▸ **THE REQUEST**
Select each line where the word "title" appears.

[Dataset rows about figures]
____

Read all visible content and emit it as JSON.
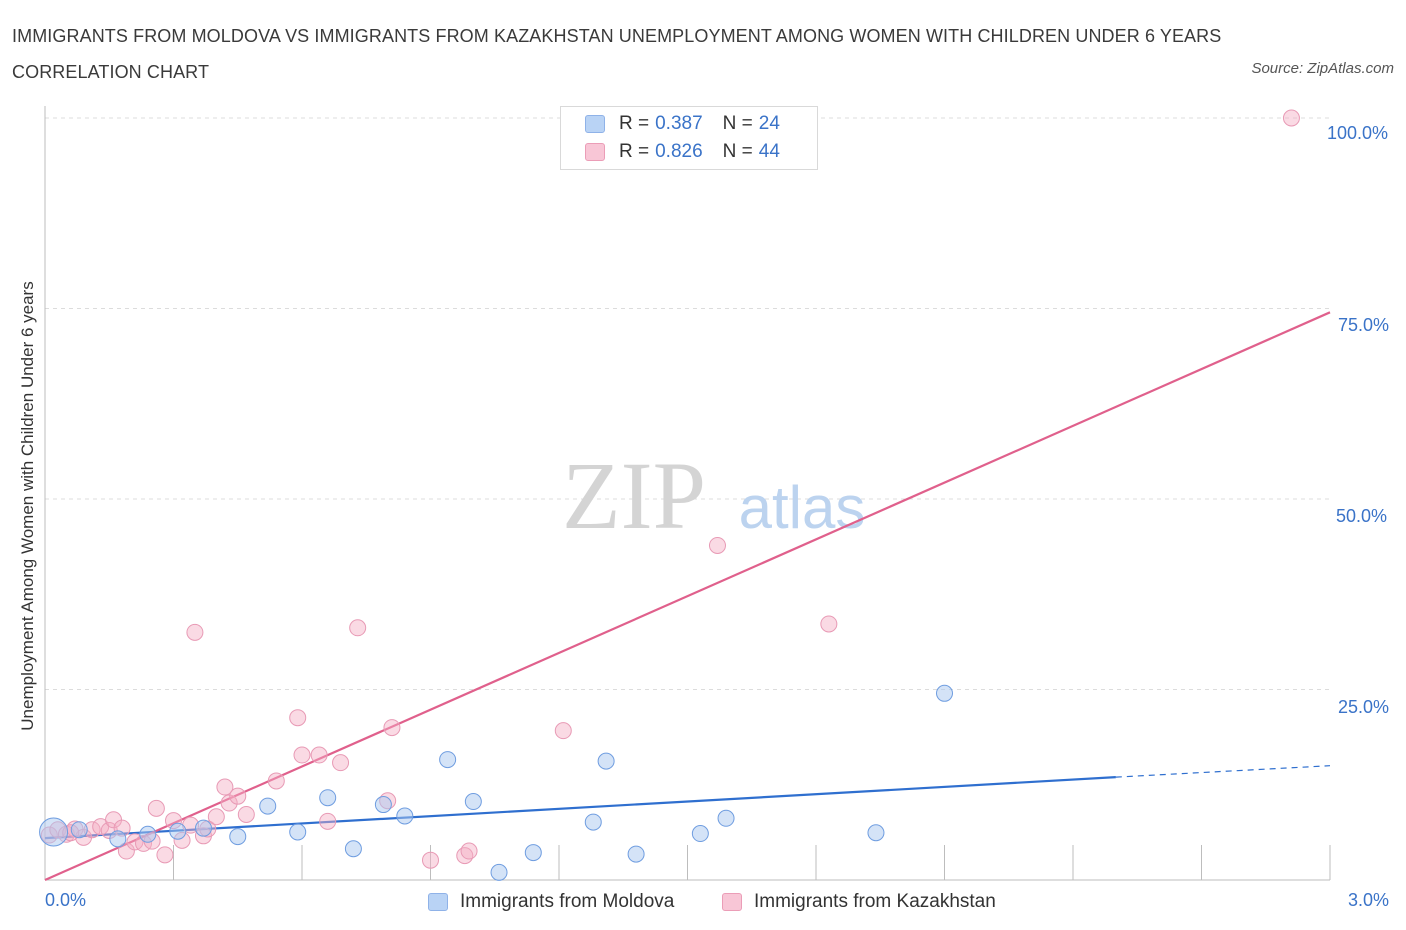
{
  "title": "IMMIGRANTS FROM MOLDOVA VS IMMIGRANTS FROM KAZAKHSTAN UNEMPLOYMENT AMONG WOMEN WITH CHILDREN UNDER 6 YEARS CORRELATION CHART",
  "source": "Source: ZipAtlas.com",
  "watermark": {
    "zip": "ZIP",
    "atlas": "atlas"
  },
  "legend": {
    "r_label": "R =",
    "n_label": "N =",
    "series1": {
      "r": "0.387",
      "n": "24"
    },
    "series2": {
      "r": "0.826",
      "n": "44"
    }
  },
  "colors": {
    "moldova": "#2f6fcf",
    "kazakhstan": "#e0608c",
    "axis_labels": "#3a73c8"
  },
  "chart_data": {
    "type": "scatter",
    "title": "IMMIGRANTS FROM MOLDOVA VS IMMIGRANTS FROM KAZAKHSTAN UNEMPLOYMENT AMONG WOMEN WITH CHILDREN UNDER 6 YEARS CORRELATION CHART",
    "xlabel": "",
    "ylabel": "Unemployment Among Women with Children Under 6 years",
    "xlim": [
      0,
      3.0
    ],
    "ylim": [
      0,
      100
    ],
    "x_tick_labels": [
      "0.0%",
      "3.0%"
    ],
    "y_tick_labels": [
      "100.0%",
      "75.0%",
      "50.0%",
      "25.0%"
    ],
    "y_tick_values": [
      100,
      75,
      50,
      25
    ],
    "grid": true,
    "legend_position": "bottom-center",
    "series": [
      {
        "name": "Immigrants from Moldova",
        "r": 0.387,
        "n": 24,
        "points": [
          [
            0.02,
            6.3
          ],
          [
            0.17,
            5.4
          ],
          [
            0.24,
            6.0
          ],
          [
            0.31,
            6.4
          ],
          [
            0.37,
            6.8
          ],
          [
            0.45,
            5.7
          ],
          [
            0.52,
            9.7
          ],
          [
            0.59,
            6.3
          ],
          [
            0.66,
            10.8
          ],
          [
            0.72,
            4.1
          ],
          [
            0.79,
            9.9
          ],
          [
            0.84,
            8.4
          ],
          [
            0.94,
            15.8
          ],
          [
            1.0,
            10.3
          ],
          [
            1.06,
            1.0
          ],
          [
            1.14,
            3.6
          ],
          [
            1.28,
            7.6
          ],
          [
            1.31,
            15.6
          ],
          [
            1.38,
            3.4
          ],
          [
            1.53,
            6.1
          ],
          [
            1.59,
            8.1
          ],
          [
            1.94,
            6.2
          ],
          [
            2.1,
            24.5
          ],
          [
            0.08,
            6.6
          ]
        ],
        "trend": {
          "x0": 0.0,
          "y0": 5.5,
          "x1": 2.5,
          "y1": 13.5,
          "dashed_to_x": 3.0,
          "dashed_to_y": 15.0
        }
      },
      {
        "name": "Immigrants from Kazakhstan",
        "r": 0.826,
        "n": 44,
        "points": [
          [
            0.01,
            5.9
          ],
          [
            0.03,
            6.6
          ],
          [
            0.05,
            6.0
          ],
          [
            0.07,
            6.7
          ],
          [
            0.09,
            5.6
          ],
          [
            0.11,
            6.6
          ],
          [
            0.13,
            7.0
          ],
          [
            0.15,
            6.5
          ],
          [
            0.16,
            7.9
          ],
          [
            0.19,
            3.8
          ],
          [
            0.21,
            5.0
          ],
          [
            0.23,
            4.8
          ],
          [
            0.25,
            5.1
          ],
          [
            0.26,
            9.4
          ],
          [
            0.28,
            3.3
          ],
          [
            0.3,
            7.8
          ],
          [
            0.32,
            5.2
          ],
          [
            0.34,
            7.2
          ],
          [
            0.35,
            32.5
          ],
          [
            0.37,
            5.8
          ],
          [
            0.38,
            6.7
          ],
          [
            0.4,
            8.3
          ],
          [
            0.42,
            12.2
          ],
          [
            0.43,
            10.1
          ],
          [
            0.45,
            11.0
          ],
          [
            0.47,
            8.6
          ],
          [
            0.54,
            13.0
          ],
          [
            0.59,
            21.3
          ],
          [
            0.6,
            16.4
          ],
          [
            0.64,
            16.4
          ],
          [
            0.66,
            7.7
          ],
          [
            0.69,
            15.4
          ],
          [
            0.73,
            33.1
          ],
          [
            0.8,
            10.4
          ],
          [
            0.81,
            20.0
          ],
          [
            0.9,
            2.6
          ],
          [
            0.98,
            3.2
          ],
          [
            0.99,
            3.8
          ],
          [
            1.21,
            19.6
          ],
          [
            1.57,
            43.9
          ],
          [
            1.83,
            33.6
          ],
          [
            2.91,
            100.0
          ],
          [
            0.06,
            6.2
          ],
          [
            0.18,
            6.8
          ]
        ],
        "trend": {
          "x0": 0.0,
          "y0": 0.0,
          "x1": 3.0,
          "y1": 74.5
        }
      }
    ]
  }
}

____

▸ **ANSWER TO THE EXERCISE**
  "title": "IMMIGRANTS FROM MOLDOVA VS IMMIGRANTS FROM KAZAKHSTAN UNEMPLOYMENT AMONG WOMEN WITH CHILDREN UNDER 6 YEARS CORRELATION CHART",
    "title": "IMMIGRANTS FROM MOLDOVA VS IMMIGRANTS FROM KAZAKHSTAN UNEMPLOYMENT AMONG WOMEN WITH CHILDREN UNDER 6 YEARS CORRELATION CHART",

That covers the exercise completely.